DIRECTIONS = Skip the pictures. Repeat everything else in the records word for word.
+---+
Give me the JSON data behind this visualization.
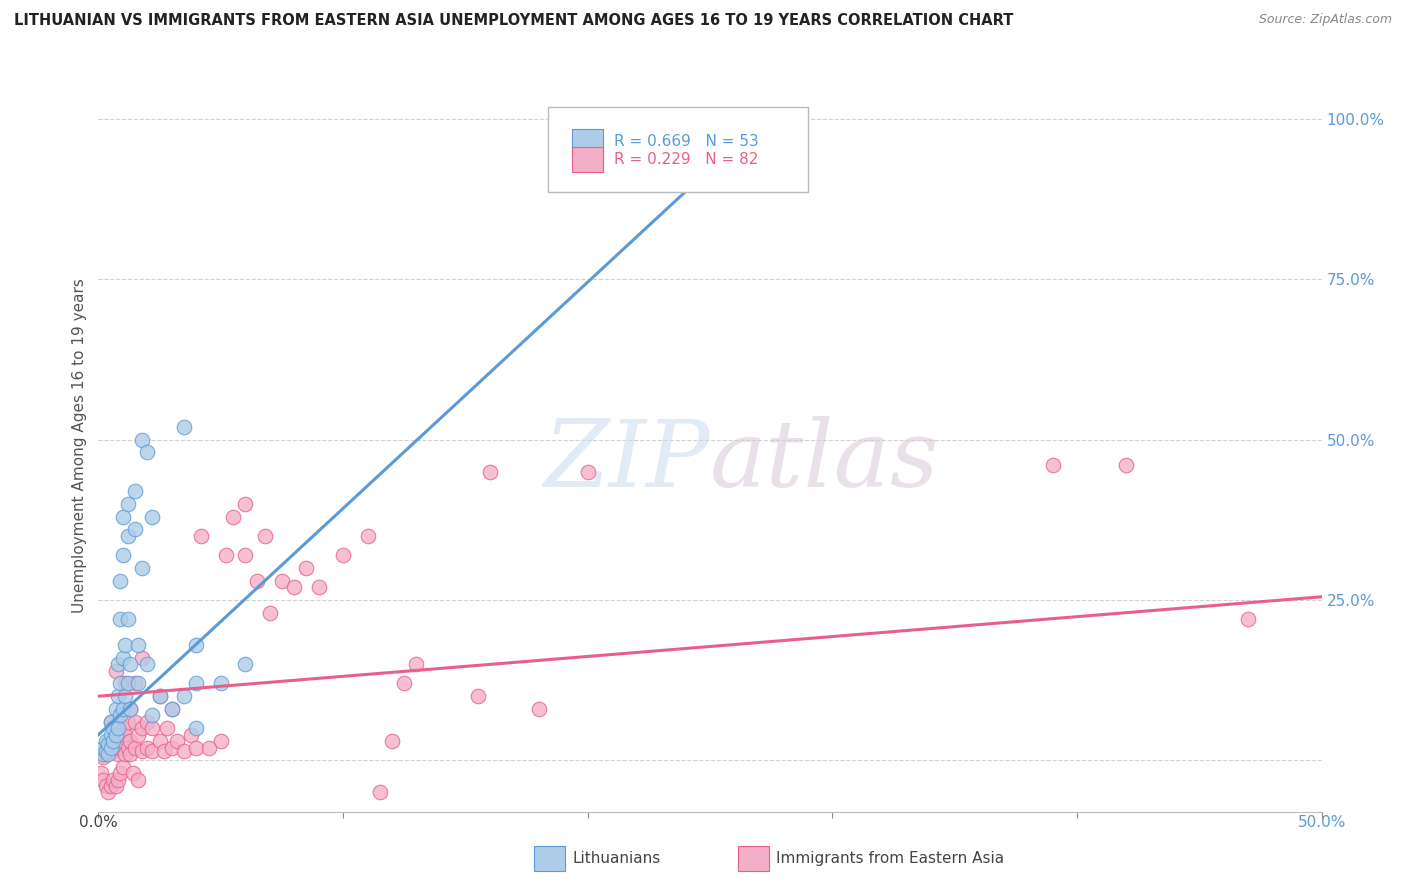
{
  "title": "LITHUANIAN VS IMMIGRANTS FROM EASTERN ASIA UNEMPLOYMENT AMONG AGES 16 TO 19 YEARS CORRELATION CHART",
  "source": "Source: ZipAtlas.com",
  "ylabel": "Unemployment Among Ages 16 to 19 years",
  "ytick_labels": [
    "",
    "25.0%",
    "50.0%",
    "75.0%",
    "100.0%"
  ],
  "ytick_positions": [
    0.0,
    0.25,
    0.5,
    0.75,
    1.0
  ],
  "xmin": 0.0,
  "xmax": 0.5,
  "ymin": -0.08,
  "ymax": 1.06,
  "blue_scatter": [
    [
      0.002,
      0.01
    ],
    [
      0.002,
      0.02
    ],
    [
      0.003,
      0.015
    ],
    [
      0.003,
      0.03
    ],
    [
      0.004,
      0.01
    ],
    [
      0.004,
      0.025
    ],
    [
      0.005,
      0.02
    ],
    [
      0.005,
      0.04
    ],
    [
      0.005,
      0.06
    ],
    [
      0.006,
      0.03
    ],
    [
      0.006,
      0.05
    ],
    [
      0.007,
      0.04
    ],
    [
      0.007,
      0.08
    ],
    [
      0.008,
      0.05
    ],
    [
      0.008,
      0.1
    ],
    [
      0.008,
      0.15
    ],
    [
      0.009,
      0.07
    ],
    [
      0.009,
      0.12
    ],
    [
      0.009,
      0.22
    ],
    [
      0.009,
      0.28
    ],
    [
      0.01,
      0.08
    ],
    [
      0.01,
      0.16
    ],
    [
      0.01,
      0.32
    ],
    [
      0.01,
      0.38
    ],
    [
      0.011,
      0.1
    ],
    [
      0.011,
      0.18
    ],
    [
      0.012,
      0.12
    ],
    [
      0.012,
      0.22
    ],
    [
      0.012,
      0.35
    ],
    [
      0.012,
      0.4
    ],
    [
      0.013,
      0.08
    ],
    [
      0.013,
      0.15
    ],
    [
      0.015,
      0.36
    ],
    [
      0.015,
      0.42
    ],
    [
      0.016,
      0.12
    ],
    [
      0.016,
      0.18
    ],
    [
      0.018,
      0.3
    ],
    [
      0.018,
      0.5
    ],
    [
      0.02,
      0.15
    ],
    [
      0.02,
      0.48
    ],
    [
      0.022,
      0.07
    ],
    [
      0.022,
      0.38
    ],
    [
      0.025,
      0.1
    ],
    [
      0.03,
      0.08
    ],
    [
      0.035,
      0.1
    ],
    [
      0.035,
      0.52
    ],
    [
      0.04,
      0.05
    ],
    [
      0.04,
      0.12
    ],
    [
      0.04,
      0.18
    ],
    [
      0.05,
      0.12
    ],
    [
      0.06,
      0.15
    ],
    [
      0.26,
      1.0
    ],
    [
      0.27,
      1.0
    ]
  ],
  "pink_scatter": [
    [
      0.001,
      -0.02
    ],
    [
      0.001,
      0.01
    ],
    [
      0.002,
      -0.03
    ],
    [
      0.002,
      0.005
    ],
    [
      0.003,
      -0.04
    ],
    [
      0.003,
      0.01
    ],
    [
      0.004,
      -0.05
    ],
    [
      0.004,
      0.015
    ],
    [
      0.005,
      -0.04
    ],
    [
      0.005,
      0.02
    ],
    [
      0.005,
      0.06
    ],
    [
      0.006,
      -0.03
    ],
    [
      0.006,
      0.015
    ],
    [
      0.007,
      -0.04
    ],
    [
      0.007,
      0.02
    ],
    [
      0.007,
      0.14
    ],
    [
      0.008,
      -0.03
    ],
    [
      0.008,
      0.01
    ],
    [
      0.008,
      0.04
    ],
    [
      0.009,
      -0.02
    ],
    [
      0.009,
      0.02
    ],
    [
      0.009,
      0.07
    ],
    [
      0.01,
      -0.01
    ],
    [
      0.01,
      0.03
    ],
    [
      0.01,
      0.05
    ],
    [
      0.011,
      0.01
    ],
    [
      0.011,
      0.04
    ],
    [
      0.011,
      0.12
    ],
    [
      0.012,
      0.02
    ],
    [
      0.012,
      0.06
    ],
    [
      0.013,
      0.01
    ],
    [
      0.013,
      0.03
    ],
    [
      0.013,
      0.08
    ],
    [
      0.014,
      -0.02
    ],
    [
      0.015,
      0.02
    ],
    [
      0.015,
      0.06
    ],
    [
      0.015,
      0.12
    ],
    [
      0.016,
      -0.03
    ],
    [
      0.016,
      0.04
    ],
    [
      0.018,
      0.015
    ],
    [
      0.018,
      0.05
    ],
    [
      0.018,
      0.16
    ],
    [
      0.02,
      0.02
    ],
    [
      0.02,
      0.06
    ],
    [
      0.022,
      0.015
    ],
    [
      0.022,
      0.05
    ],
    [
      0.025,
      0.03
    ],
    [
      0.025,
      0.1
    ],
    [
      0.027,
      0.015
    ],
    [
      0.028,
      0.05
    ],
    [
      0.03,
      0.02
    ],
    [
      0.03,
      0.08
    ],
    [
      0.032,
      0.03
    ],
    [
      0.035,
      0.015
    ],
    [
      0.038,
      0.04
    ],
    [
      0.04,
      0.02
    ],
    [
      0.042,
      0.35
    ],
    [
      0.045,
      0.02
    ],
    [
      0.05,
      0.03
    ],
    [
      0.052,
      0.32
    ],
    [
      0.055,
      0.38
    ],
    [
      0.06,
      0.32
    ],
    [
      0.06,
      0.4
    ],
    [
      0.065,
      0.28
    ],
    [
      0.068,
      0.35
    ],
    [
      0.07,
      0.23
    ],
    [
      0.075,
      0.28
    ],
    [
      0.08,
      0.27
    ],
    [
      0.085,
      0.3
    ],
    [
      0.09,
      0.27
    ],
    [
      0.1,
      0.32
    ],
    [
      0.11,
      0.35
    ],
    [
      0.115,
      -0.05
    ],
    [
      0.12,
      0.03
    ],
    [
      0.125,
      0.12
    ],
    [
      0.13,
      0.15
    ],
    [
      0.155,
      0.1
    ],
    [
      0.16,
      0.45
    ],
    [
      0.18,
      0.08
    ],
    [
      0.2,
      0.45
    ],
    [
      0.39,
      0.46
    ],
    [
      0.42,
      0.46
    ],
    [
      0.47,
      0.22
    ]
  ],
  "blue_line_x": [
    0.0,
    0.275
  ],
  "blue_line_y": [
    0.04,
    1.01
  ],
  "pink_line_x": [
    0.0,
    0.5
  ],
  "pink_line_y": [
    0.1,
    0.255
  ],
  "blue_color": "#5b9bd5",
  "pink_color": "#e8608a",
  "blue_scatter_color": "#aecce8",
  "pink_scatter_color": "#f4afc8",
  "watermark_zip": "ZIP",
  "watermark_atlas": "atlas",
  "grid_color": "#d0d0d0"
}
+---+
SOLVED PROBLEM =
Give me the JSON data behind this visualization.
{
  "title": "LITHUANIAN VS IMMIGRANTS FROM EASTERN ASIA UNEMPLOYMENT AMONG AGES 16 TO 19 YEARS CORRELATION CHART",
  "source": "Source: ZipAtlas.com",
  "ylabel": "Unemployment Among Ages 16 to 19 years",
  "ytick_labels": [
    "",
    "25.0%",
    "50.0%",
    "75.0%",
    "100.0%"
  ],
  "ytick_positions": [
    0.0,
    0.25,
    0.5,
    0.75,
    1.0
  ],
  "xmin": 0.0,
  "xmax": 0.5,
  "ymin": -0.08,
  "ymax": 1.06,
  "blue_scatter": [
    [
      0.002,
      0.01
    ],
    [
      0.002,
      0.02
    ],
    [
      0.003,
      0.015
    ],
    [
      0.003,
      0.03
    ],
    [
      0.004,
      0.01
    ],
    [
      0.004,
      0.025
    ],
    [
      0.005,
      0.02
    ],
    [
      0.005,
      0.04
    ],
    [
      0.005,
      0.06
    ],
    [
      0.006,
      0.03
    ],
    [
      0.006,
      0.05
    ],
    [
      0.007,
      0.04
    ],
    [
      0.007,
      0.08
    ],
    [
      0.008,
      0.05
    ],
    [
      0.008,
      0.1
    ],
    [
      0.008,
      0.15
    ],
    [
      0.009,
      0.07
    ],
    [
      0.009,
      0.12
    ],
    [
      0.009,
      0.22
    ],
    [
      0.009,
      0.28
    ],
    [
      0.01,
      0.08
    ],
    [
      0.01,
      0.16
    ],
    [
      0.01,
      0.32
    ],
    [
      0.01,
      0.38
    ],
    [
      0.011,
      0.1
    ],
    [
      0.011,
      0.18
    ],
    [
      0.012,
      0.12
    ],
    [
      0.012,
      0.22
    ],
    [
      0.012,
      0.35
    ],
    [
      0.012,
      0.4
    ],
    [
      0.013,
      0.08
    ],
    [
      0.013,
      0.15
    ],
    [
      0.015,
      0.36
    ],
    [
      0.015,
      0.42
    ],
    [
      0.016,
      0.12
    ],
    [
      0.016,
      0.18
    ],
    [
      0.018,
      0.3
    ],
    [
      0.018,
      0.5
    ],
    [
      0.02,
      0.15
    ],
    [
      0.02,
      0.48
    ],
    [
      0.022,
      0.07
    ],
    [
      0.022,
      0.38
    ],
    [
      0.025,
      0.1
    ],
    [
      0.03,
      0.08
    ],
    [
      0.035,
      0.1
    ],
    [
      0.035,
      0.52
    ],
    [
      0.04,
      0.05
    ],
    [
      0.04,
      0.12
    ],
    [
      0.04,
      0.18
    ],
    [
      0.05,
      0.12
    ],
    [
      0.06,
      0.15
    ],
    [
      0.26,
      1.0
    ],
    [
      0.27,
      1.0
    ]
  ],
  "pink_scatter": [
    [
      0.001,
      -0.02
    ],
    [
      0.001,
      0.01
    ],
    [
      0.002,
      -0.03
    ],
    [
      0.002,
      0.005
    ],
    [
      0.003,
      -0.04
    ],
    [
      0.003,
      0.01
    ],
    [
      0.004,
      -0.05
    ],
    [
      0.004,
      0.015
    ],
    [
      0.005,
      -0.04
    ],
    [
      0.005,
      0.02
    ],
    [
      0.005,
      0.06
    ],
    [
      0.006,
      -0.03
    ],
    [
      0.006,
      0.015
    ],
    [
      0.007,
      -0.04
    ],
    [
      0.007,
      0.02
    ],
    [
      0.007,
      0.14
    ],
    [
      0.008,
      -0.03
    ],
    [
      0.008,
      0.01
    ],
    [
      0.008,
      0.04
    ],
    [
      0.009,
      -0.02
    ],
    [
      0.009,
      0.02
    ],
    [
      0.009,
      0.07
    ],
    [
      0.01,
      -0.01
    ],
    [
      0.01,
      0.03
    ],
    [
      0.01,
      0.05
    ],
    [
      0.011,
      0.01
    ],
    [
      0.011,
      0.04
    ],
    [
      0.011,
      0.12
    ],
    [
      0.012,
      0.02
    ],
    [
      0.012,
      0.06
    ],
    [
      0.013,
      0.01
    ],
    [
      0.013,
      0.03
    ],
    [
      0.013,
      0.08
    ],
    [
      0.014,
      -0.02
    ],
    [
      0.015,
      0.02
    ],
    [
      0.015,
      0.06
    ],
    [
      0.015,
      0.12
    ],
    [
      0.016,
      -0.03
    ],
    [
      0.016,
      0.04
    ],
    [
      0.018,
      0.015
    ],
    [
      0.018,
      0.05
    ],
    [
      0.018,
      0.16
    ],
    [
      0.02,
      0.02
    ],
    [
      0.02,
      0.06
    ],
    [
      0.022,
      0.015
    ],
    [
      0.022,
      0.05
    ],
    [
      0.025,
      0.03
    ],
    [
      0.025,
      0.1
    ],
    [
      0.027,
      0.015
    ],
    [
      0.028,
      0.05
    ],
    [
      0.03,
      0.02
    ],
    [
      0.03,
      0.08
    ],
    [
      0.032,
      0.03
    ],
    [
      0.035,
      0.015
    ],
    [
      0.038,
      0.04
    ],
    [
      0.04,
      0.02
    ],
    [
      0.042,
      0.35
    ],
    [
      0.045,
      0.02
    ],
    [
      0.05,
      0.03
    ],
    [
      0.052,
      0.32
    ],
    [
      0.055,
      0.38
    ],
    [
      0.06,
      0.32
    ],
    [
      0.06,
      0.4
    ],
    [
      0.065,
      0.28
    ],
    [
      0.068,
      0.35
    ],
    [
      0.07,
      0.23
    ],
    [
      0.075,
      0.28
    ],
    [
      0.08,
      0.27
    ],
    [
      0.085,
      0.3
    ],
    [
      0.09,
      0.27
    ],
    [
      0.1,
      0.32
    ],
    [
      0.11,
      0.35
    ],
    [
      0.115,
      -0.05
    ],
    [
      0.12,
      0.03
    ],
    [
      0.125,
      0.12
    ],
    [
      0.13,
      0.15
    ],
    [
      0.155,
      0.1
    ],
    [
      0.16,
      0.45
    ],
    [
      0.18,
      0.08
    ],
    [
      0.2,
      0.45
    ],
    [
      0.39,
      0.46
    ],
    [
      0.42,
      0.46
    ],
    [
      0.47,
      0.22
    ]
  ],
  "blue_line_x": [
    0.0,
    0.275
  ],
  "blue_line_y": [
    0.04,
    1.01
  ],
  "pink_line_x": [
    0.0,
    0.5
  ],
  "pink_line_y": [
    0.1,
    0.255
  ],
  "blue_color": "#5b9bd5",
  "pink_color": "#e8608a",
  "blue_scatter_color": "#aecce8",
  "pink_scatter_color": "#f4afc8",
  "watermark_zip": "ZIP",
  "watermark_atlas": "atlas",
  "grid_color": "#d0d0d0"
}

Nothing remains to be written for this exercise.